* A block of data *
---
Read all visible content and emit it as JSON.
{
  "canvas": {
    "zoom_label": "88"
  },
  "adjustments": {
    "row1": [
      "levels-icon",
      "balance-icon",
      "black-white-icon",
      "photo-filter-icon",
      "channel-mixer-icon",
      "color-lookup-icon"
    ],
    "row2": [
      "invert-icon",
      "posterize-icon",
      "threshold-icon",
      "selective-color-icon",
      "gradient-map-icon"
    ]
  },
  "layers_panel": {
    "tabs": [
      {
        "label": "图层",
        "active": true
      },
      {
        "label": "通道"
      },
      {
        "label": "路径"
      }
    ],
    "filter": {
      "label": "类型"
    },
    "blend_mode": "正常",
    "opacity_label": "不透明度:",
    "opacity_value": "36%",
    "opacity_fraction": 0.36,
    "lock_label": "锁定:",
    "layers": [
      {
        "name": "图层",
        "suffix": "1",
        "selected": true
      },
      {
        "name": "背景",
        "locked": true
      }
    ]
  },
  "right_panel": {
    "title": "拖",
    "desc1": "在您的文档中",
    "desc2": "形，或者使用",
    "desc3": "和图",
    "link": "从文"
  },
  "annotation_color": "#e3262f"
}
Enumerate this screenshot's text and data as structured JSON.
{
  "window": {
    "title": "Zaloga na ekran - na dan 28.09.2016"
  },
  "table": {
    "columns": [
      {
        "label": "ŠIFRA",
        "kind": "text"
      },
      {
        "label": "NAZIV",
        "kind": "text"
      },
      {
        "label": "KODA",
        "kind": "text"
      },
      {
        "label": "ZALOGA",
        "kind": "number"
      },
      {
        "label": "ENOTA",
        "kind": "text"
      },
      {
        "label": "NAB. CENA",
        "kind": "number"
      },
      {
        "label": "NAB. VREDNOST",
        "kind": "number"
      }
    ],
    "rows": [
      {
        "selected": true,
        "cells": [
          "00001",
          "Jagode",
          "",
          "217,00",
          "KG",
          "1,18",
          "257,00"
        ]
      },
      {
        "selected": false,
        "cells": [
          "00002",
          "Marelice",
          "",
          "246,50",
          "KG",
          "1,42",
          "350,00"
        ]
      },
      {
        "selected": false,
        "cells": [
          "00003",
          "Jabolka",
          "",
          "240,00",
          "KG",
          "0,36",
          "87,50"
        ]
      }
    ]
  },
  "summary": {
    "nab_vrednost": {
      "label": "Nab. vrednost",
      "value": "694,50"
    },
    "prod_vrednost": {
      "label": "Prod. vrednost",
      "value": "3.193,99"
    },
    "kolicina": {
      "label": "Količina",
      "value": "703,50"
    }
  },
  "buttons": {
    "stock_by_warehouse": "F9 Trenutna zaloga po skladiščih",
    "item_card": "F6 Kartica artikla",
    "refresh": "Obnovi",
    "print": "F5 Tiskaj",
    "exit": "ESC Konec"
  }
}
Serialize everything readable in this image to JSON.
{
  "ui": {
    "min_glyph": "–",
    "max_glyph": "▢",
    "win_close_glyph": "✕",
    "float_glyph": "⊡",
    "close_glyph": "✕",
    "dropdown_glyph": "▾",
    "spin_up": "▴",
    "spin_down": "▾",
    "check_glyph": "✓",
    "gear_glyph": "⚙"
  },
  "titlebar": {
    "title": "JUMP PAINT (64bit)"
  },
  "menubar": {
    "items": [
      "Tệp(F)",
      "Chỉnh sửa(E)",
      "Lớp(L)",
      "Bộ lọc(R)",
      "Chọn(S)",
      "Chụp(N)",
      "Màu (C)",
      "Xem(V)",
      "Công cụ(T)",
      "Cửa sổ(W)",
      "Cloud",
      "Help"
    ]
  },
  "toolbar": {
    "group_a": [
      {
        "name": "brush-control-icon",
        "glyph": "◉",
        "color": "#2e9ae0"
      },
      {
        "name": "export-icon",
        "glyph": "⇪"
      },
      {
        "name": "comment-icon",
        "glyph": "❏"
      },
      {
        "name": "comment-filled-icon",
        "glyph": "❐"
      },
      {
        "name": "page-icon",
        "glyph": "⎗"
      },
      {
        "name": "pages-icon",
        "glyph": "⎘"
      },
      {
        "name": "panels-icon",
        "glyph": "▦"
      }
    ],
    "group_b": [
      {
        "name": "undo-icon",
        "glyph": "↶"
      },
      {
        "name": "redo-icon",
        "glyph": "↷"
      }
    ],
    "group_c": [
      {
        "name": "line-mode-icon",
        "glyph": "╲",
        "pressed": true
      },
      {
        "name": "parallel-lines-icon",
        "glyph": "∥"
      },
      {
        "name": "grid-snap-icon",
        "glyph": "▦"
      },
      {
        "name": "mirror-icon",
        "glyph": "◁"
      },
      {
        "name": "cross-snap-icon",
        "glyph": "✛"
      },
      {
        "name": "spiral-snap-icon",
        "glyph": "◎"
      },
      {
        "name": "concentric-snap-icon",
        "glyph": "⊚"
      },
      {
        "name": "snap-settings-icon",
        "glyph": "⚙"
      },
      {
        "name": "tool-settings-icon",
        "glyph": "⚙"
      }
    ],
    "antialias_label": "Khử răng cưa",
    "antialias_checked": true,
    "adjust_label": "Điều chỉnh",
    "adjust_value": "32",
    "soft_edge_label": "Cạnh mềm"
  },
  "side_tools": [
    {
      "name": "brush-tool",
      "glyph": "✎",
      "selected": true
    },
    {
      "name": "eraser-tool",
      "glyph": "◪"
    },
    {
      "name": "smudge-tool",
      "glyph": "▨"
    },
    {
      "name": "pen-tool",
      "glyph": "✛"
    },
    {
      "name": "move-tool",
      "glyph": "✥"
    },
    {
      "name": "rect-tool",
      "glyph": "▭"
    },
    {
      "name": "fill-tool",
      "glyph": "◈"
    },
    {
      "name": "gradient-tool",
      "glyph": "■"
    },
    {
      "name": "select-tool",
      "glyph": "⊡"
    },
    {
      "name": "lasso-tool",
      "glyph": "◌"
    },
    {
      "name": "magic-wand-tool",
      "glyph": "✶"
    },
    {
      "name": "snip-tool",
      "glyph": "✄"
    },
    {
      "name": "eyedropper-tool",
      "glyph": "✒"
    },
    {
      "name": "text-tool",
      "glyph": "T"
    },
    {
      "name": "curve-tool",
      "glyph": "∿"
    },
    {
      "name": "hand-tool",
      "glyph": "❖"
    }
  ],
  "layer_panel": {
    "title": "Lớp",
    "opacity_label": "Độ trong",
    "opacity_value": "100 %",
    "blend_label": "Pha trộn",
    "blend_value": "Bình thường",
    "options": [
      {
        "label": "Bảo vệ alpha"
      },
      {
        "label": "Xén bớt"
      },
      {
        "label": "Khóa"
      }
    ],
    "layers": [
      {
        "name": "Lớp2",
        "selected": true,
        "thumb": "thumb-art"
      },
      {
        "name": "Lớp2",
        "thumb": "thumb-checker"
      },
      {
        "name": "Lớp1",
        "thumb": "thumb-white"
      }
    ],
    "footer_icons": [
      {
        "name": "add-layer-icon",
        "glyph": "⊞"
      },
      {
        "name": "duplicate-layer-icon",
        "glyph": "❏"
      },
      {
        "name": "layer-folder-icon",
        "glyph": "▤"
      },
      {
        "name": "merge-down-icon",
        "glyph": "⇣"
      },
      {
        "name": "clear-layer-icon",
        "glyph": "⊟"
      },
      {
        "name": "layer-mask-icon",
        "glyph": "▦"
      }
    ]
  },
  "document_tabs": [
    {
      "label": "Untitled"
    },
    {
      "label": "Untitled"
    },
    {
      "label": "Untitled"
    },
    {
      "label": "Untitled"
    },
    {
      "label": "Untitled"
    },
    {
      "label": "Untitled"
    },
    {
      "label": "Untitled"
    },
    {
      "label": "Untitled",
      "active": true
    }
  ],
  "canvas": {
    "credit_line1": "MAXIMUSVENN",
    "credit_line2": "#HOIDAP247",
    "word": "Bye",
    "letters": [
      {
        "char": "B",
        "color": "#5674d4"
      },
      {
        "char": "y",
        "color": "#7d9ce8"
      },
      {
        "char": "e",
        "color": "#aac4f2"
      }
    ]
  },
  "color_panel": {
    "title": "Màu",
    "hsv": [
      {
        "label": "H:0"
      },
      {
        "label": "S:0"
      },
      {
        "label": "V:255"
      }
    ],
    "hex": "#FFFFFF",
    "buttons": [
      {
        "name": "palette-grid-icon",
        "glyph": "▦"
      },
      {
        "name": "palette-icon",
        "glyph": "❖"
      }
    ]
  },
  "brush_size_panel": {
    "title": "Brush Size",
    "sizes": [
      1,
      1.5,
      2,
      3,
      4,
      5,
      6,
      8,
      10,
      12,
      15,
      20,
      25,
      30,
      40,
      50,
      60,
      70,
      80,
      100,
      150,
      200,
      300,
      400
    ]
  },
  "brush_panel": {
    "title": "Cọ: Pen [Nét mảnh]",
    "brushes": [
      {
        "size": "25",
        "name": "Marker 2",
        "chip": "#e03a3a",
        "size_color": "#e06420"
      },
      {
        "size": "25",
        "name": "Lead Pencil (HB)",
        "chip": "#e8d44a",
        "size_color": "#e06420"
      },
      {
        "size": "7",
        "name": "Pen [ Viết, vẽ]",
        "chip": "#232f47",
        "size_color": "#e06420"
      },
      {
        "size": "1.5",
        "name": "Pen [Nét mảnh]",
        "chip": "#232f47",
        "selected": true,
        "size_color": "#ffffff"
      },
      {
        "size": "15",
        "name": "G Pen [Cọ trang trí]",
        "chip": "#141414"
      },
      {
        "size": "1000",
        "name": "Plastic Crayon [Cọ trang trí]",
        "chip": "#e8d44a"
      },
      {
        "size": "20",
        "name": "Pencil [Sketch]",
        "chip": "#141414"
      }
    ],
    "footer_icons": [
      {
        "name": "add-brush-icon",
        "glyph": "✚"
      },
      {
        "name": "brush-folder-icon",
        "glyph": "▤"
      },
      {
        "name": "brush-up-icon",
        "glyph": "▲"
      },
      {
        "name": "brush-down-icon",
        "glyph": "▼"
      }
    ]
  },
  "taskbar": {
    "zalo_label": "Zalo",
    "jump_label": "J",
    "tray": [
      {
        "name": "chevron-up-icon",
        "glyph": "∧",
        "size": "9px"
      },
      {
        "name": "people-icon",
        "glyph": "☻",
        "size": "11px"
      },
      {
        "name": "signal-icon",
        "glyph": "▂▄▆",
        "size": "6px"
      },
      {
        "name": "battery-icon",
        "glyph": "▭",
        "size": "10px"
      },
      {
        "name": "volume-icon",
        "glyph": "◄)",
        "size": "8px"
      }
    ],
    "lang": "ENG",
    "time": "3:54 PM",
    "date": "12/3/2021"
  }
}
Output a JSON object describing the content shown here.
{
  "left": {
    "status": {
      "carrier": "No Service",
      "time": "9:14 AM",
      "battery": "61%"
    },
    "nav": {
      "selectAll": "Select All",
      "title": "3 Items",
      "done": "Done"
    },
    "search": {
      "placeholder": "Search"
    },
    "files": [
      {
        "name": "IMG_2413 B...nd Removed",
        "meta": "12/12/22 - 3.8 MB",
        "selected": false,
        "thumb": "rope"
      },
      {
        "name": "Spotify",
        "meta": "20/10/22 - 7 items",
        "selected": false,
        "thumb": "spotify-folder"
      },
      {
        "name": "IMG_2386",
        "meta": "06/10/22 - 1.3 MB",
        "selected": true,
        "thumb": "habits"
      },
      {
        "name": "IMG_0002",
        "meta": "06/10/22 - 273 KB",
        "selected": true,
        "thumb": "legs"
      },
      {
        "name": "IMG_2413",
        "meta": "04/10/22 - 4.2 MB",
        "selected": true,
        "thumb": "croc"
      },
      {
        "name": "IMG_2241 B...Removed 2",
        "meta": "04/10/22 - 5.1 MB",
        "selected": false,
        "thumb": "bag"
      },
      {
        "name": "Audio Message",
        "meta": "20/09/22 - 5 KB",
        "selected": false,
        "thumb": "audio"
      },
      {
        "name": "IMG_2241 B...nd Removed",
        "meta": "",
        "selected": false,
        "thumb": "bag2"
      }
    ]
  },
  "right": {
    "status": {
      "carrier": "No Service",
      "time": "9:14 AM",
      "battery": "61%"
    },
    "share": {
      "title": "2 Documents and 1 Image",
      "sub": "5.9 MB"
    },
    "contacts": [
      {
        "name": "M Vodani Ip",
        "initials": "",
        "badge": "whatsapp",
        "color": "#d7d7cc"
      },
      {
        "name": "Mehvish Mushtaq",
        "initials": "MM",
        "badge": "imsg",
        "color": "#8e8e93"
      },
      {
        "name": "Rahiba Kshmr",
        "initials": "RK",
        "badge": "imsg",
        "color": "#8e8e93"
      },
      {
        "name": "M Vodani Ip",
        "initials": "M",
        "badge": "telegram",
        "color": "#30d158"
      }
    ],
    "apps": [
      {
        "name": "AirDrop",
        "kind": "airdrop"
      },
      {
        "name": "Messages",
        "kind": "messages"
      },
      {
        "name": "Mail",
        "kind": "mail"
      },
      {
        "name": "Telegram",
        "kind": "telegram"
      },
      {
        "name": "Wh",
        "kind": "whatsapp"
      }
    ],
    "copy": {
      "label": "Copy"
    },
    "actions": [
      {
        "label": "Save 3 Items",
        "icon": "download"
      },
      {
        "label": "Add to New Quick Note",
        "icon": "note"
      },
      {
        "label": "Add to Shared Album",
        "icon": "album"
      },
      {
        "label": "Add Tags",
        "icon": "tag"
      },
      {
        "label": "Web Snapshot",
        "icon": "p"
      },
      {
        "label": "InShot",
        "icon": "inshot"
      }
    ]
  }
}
---
* What the task requires *
Select every line of the records holding the string "trang".

* Final answer *
        "name": "G Pen [Cọ trang trí]",
        "name": "Plastic Crayon [Cọ trang trí]",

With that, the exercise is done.